Goal of the exercise: Reproduce the items from the start through the line that contains "Text: n: n (315, 1131, 326, 1150)", renaming "Doctor" to "Physician" wherever it occurs and keeping everything else unchanged.

Records from a dataset:
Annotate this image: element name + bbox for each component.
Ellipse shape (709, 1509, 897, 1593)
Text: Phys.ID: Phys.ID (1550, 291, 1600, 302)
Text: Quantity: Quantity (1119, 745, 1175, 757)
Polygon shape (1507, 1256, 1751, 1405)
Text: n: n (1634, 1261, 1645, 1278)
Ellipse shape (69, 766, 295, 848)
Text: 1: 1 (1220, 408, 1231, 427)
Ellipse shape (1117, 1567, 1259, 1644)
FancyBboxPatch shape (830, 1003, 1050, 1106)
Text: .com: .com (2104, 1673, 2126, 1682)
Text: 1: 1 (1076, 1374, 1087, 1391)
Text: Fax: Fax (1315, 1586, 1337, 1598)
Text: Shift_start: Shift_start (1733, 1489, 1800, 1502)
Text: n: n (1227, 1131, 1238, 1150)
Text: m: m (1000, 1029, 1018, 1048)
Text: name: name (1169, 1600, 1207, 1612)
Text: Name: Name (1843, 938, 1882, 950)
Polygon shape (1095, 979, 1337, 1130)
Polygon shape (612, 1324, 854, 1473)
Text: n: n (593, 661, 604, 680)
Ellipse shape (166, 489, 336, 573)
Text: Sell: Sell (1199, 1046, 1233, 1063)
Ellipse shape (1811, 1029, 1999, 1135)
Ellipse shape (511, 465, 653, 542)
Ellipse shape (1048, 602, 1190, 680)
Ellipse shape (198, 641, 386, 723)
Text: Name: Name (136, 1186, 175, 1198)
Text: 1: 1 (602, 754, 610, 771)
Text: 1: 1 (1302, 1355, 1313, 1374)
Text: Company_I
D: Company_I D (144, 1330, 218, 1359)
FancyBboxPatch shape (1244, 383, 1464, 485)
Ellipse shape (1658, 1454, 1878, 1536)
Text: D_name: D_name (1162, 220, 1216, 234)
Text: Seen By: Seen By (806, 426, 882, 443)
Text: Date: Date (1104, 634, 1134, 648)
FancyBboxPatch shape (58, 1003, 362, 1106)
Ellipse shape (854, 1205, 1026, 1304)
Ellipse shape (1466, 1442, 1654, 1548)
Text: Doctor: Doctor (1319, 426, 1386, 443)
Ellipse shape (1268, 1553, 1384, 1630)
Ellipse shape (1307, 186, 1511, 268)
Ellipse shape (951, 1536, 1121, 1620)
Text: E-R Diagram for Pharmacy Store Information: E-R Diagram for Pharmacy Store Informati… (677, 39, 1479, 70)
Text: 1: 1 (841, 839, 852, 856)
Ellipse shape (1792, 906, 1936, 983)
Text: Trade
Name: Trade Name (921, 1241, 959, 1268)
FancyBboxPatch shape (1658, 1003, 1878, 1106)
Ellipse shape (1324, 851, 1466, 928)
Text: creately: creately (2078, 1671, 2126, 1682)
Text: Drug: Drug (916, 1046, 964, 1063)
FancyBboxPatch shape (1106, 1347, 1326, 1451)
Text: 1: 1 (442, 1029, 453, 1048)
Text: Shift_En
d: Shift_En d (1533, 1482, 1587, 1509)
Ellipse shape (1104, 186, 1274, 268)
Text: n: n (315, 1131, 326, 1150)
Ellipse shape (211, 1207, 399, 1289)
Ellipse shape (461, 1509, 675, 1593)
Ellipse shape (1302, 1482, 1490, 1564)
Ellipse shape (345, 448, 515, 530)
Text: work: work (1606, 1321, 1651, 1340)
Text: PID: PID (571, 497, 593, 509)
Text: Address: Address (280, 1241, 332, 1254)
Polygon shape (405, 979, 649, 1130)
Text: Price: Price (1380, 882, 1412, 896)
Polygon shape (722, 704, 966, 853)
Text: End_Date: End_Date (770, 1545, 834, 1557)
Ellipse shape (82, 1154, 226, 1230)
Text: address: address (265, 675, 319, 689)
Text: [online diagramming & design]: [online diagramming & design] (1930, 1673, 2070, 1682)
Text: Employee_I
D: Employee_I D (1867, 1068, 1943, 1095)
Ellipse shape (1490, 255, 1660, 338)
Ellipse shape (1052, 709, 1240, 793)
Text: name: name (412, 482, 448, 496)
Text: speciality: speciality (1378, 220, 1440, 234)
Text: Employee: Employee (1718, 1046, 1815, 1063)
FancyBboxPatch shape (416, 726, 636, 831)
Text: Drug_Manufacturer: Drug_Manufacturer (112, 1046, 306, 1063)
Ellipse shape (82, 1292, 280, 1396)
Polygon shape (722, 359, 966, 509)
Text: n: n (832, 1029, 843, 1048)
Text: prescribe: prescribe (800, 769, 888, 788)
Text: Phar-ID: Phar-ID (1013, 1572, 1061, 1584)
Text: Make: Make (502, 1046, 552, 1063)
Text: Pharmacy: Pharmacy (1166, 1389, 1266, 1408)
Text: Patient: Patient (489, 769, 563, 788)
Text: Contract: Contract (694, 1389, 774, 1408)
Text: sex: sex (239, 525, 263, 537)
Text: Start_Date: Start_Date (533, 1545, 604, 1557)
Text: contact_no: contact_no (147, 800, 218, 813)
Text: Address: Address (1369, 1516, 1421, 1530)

Answer to this problem:
Annotate this image: element name + bbox for each component.
Ellipse shape (709, 1509, 897, 1593)
Text: Phys.ID: Phys.ID (1550, 291, 1600, 302)
Text: Quantity: Quantity (1119, 745, 1175, 757)
Polygon shape (1507, 1256, 1751, 1405)
Text: n: n (1634, 1261, 1645, 1278)
Ellipse shape (69, 766, 295, 848)
Text: 1: 1 (1220, 408, 1231, 427)
Ellipse shape (1117, 1567, 1259, 1644)
FancyBboxPatch shape (830, 1003, 1050, 1106)
Text: .com: .com (2104, 1673, 2126, 1682)
Text: 1: 1 (1076, 1374, 1087, 1391)
Text: Fax: Fax (1315, 1586, 1337, 1598)
Text: Shift_start: Shift_start (1733, 1489, 1800, 1502)
Text: n: n (1227, 1131, 1238, 1150)
Text: m: m (1000, 1029, 1018, 1048)
Text: name: name (1169, 1600, 1207, 1612)
Text: Name: Name (1843, 938, 1882, 950)
Polygon shape (1095, 979, 1337, 1130)
Polygon shape (612, 1324, 854, 1473)
Text: n: n (593, 661, 604, 680)
Ellipse shape (166, 489, 336, 573)
Text: Sell: Sell (1199, 1046, 1233, 1063)
Ellipse shape (1811, 1029, 1999, 1135)
Ellipse shape (511, 465, 653, 542)
Ellipse shape (1048, 602, 1190, 680)
Ellipse shape (198, 641, 386, 723)
Text: Name: Name (136, 1186, 175, 1198)
Text: 1: 1 (602, 754, 610, 771)
Text: 1: 1 (1302, 1355, 1313, 1374)
Text: Company_I
D: Company_I D (144, 1330, 218, 1359)
FancyBboxPatch shape (1244, 383, 1464, 485)
Ellipse shape (1658, 1454, 1878, 1536)
Text: D_name: D_name (1162, 220, 1216, 234)
Text: Seen By: Seen By (806, 426, 882, 443)
Text: Date: Date (1104, 634, 1134, 648)
FancyBboxPatch shape (58, 1003, 362, 1106)
Ellipse shape (854, 1205, 1026, 1304)
Ellipse shape (1466, 1442, 1654, 1548)
Text: Physician: Physician (1319, 426, 1386, 443)
Ellipse shape (1268, 1553, 1384, 1630)
Ellipse shape (1307, 186, 1511, 268)
Ellipse shape (951, 1536, 1121, 1620)
Text: E-R Diagram for Pharmacy Store Information: E-R Diagram for Pharmacy Store Informati… (677, 39, 1479, 70)
Text: 1: 1 (841, 839, 852, 856)
Ellipse shape (1792, 906, 1936, 983)
Text: Trade
Name: Trade Name (921, 1241, 959, 1268)
FancyBboxPatch shape (1658, 1003, 1878, 1106)
Ellipse shape (1324, 851, 1466, 928)
Text: creately: creately (2078, 1671, 2126, 1682)
Text: Drug: Drug (916, 1046, 964, 1063)
FancyBboxPatch shape (1106, 1347, 1326, 1451)
Text: 1: 1 (442, 1029, 453, 1048)
Text: Shift_En
d: Shift_En d (1533, 1482, 1587, 1509)
Ellipse shape (1104, 186, 1274, 268)
Text: n: n (315, 1131, 326, 1150)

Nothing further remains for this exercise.